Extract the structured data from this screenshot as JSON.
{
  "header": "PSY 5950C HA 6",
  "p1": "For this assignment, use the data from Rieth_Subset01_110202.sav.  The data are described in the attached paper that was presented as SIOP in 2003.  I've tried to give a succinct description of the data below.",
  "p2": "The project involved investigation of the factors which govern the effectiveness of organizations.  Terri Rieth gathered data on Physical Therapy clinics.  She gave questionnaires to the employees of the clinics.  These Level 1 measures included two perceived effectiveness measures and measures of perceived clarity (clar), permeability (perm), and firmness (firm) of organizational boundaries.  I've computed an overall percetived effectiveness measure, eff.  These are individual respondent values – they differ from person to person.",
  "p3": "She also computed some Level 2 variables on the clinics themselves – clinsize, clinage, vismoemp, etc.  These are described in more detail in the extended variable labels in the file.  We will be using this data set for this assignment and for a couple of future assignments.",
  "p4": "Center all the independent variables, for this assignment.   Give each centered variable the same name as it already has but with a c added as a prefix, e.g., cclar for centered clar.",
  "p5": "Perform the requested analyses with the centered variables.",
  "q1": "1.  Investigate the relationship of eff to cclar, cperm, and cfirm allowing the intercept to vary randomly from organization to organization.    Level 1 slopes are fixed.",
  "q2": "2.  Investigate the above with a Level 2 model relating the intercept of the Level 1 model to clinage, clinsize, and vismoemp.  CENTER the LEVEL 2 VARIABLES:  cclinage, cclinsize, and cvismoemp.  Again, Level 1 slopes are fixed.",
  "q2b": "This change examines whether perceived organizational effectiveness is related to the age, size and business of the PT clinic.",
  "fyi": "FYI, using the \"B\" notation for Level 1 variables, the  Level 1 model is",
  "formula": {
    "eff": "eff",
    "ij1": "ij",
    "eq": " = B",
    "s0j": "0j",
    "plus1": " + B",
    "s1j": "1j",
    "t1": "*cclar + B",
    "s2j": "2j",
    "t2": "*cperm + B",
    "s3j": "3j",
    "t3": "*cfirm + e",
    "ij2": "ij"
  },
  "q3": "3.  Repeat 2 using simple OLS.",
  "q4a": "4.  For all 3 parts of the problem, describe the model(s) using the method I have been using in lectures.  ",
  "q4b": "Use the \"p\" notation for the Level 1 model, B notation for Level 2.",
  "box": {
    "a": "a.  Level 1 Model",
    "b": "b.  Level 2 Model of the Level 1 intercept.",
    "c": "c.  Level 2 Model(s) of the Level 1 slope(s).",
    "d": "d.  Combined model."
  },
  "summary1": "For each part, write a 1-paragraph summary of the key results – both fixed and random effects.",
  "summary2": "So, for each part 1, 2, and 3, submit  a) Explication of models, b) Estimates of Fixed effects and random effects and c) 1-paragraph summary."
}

**What the task requires**
List each line in the listing that contains the string "effects".

**Task response**
  "summary1": "For each part, write a 1-paragraph summary of the key results – both fixed and random effects.",
  "summary2": "So, for each part 1, 2, and 3, submit  a) Explication of models, b) Estimates of Fixed effects and random effects and c) 1-paragraph summary."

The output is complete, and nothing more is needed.